→ **GIVEN PROBLEM**
Work out the number of lines with the word "document" in the material below, then reply with that number only.

→ **DATA PROVIDED**
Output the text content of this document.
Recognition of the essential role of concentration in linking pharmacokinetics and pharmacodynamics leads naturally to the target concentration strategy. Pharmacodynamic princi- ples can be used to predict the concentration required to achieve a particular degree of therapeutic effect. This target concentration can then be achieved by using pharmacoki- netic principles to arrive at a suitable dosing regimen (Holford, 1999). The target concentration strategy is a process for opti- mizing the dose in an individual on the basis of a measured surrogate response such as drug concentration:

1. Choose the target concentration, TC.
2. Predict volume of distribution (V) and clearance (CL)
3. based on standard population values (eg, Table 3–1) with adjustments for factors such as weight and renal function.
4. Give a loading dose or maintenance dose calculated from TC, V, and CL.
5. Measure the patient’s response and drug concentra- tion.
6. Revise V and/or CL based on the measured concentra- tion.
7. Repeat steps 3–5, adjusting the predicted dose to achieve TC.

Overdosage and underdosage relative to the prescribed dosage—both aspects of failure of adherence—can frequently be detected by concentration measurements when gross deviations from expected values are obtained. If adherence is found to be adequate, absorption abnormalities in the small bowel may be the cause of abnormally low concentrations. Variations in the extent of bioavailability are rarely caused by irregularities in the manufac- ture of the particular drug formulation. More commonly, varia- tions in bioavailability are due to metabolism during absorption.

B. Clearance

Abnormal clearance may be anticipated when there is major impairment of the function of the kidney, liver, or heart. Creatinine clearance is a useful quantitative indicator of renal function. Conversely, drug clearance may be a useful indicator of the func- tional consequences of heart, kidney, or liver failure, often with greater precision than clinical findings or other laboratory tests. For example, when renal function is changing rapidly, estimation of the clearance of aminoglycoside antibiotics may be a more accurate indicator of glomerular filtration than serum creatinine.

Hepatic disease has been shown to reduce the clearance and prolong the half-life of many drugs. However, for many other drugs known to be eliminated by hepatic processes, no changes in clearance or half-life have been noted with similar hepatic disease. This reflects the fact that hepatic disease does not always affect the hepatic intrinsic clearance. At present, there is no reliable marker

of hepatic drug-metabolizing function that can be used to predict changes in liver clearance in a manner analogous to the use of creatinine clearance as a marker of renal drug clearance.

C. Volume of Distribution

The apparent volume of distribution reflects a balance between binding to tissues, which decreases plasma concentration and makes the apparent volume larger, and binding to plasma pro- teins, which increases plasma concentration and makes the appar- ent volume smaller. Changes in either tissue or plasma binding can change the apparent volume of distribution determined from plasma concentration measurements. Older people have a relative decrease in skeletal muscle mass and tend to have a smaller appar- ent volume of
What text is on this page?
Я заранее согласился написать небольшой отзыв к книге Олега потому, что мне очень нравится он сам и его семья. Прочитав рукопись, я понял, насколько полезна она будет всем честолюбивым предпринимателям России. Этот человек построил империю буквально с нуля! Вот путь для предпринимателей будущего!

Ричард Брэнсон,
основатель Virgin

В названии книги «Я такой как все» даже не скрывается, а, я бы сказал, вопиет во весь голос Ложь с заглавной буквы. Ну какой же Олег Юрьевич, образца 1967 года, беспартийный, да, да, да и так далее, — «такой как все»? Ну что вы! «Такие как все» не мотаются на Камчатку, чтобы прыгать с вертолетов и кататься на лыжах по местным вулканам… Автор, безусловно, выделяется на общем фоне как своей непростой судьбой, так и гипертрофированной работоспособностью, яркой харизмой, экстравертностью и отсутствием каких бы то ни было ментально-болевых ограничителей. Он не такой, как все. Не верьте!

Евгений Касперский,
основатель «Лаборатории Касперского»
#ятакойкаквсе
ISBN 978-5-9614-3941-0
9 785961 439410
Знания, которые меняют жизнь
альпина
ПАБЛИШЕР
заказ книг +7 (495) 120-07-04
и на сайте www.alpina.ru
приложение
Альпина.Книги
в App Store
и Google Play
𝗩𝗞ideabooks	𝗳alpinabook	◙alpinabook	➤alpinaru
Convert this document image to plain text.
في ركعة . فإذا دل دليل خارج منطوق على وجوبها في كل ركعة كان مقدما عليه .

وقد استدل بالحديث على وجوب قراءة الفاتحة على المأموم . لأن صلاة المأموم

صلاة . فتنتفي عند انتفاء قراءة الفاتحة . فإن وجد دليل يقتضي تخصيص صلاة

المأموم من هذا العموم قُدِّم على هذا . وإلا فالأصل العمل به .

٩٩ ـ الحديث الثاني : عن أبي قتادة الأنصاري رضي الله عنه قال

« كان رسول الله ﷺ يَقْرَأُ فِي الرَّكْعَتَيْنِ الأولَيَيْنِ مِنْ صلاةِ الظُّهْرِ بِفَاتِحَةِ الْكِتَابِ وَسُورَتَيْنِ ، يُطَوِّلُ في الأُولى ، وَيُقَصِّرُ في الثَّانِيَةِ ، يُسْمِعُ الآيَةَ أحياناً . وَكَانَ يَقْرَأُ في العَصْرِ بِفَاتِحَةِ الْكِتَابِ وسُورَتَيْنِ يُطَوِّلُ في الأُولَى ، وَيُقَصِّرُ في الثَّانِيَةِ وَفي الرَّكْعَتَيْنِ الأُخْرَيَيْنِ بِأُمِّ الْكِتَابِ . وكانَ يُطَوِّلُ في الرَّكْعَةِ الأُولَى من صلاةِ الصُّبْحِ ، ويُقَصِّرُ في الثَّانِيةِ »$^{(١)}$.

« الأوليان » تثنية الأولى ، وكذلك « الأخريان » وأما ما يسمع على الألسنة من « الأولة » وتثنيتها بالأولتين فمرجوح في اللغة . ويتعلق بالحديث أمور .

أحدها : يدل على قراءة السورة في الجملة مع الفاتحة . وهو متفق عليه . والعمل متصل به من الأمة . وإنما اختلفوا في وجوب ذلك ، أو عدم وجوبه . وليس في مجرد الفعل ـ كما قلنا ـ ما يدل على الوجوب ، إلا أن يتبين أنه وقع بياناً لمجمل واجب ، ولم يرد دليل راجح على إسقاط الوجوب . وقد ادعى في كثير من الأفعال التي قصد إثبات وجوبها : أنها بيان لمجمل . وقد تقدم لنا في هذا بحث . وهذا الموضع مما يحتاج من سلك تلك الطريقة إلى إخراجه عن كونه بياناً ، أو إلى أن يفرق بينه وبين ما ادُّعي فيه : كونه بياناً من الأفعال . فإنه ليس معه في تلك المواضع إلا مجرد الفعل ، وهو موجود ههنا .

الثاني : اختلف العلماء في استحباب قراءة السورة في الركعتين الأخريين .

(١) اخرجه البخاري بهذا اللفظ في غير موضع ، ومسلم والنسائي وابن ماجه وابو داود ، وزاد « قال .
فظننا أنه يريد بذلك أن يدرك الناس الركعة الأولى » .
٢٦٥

→ **EXPECTED ANSWER**
2